→ **Given task**
Find the lines that include the string "this" and report how many there are. Give no other text.

→ **Records from a collection of figures**
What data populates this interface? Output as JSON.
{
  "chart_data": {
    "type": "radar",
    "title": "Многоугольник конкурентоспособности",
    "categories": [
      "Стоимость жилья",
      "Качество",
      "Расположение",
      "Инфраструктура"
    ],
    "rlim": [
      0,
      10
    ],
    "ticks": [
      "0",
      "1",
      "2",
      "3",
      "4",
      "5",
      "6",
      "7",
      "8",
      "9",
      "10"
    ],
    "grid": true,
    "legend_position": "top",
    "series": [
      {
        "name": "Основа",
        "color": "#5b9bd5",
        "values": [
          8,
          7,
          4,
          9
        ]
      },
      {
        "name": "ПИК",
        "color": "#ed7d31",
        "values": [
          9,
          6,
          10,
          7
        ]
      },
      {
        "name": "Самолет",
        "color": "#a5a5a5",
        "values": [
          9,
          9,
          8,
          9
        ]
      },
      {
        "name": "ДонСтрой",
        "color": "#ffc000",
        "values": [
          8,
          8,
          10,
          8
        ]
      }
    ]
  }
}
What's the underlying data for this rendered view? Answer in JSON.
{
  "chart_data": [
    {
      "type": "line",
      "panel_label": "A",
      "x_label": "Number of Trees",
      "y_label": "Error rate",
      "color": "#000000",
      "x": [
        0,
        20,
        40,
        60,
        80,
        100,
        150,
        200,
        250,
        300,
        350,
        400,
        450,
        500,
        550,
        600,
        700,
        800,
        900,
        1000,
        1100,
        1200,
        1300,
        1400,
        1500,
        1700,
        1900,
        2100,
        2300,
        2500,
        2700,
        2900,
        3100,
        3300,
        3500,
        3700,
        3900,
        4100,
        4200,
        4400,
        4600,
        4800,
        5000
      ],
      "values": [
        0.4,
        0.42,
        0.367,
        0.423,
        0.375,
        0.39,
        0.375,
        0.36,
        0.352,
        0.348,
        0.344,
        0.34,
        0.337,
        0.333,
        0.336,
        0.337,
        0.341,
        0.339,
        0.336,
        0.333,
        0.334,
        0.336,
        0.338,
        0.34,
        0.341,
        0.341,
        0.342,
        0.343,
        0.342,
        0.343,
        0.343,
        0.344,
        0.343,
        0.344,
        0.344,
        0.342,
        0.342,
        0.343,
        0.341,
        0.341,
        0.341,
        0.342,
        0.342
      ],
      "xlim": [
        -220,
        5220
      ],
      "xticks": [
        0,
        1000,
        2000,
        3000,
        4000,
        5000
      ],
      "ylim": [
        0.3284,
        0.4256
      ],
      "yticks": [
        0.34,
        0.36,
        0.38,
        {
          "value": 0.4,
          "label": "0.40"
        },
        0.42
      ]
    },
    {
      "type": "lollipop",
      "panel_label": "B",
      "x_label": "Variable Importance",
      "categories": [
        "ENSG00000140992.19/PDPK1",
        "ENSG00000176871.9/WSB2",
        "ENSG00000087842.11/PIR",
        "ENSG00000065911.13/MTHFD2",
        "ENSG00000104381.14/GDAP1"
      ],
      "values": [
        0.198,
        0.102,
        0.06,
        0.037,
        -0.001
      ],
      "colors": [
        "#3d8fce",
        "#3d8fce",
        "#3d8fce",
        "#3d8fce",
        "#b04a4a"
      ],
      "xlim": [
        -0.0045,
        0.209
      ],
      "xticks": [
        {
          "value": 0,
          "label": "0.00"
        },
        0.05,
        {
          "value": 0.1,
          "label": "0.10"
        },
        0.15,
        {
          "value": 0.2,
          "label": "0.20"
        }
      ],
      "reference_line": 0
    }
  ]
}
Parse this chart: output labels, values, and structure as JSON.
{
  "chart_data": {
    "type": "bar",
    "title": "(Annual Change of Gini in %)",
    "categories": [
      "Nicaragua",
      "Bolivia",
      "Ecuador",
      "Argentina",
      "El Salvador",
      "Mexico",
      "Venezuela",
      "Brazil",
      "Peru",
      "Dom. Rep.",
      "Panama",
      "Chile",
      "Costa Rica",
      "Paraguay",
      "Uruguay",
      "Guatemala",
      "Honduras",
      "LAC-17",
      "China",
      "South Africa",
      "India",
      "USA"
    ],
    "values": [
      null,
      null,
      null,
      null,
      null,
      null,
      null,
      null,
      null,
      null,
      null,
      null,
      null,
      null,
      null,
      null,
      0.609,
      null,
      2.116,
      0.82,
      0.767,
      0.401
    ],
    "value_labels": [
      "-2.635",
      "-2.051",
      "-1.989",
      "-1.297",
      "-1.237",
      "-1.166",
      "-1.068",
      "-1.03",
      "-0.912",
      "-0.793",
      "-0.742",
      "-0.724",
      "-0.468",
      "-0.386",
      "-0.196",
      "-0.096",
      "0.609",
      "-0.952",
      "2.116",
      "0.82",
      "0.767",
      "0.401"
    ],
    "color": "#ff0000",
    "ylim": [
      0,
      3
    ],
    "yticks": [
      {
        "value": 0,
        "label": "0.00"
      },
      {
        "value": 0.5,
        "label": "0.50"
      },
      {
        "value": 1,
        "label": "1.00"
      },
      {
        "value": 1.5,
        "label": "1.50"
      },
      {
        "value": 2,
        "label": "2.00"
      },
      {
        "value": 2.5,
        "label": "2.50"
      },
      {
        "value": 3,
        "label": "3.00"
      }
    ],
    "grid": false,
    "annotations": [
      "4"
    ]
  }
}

→ **Written reply**
3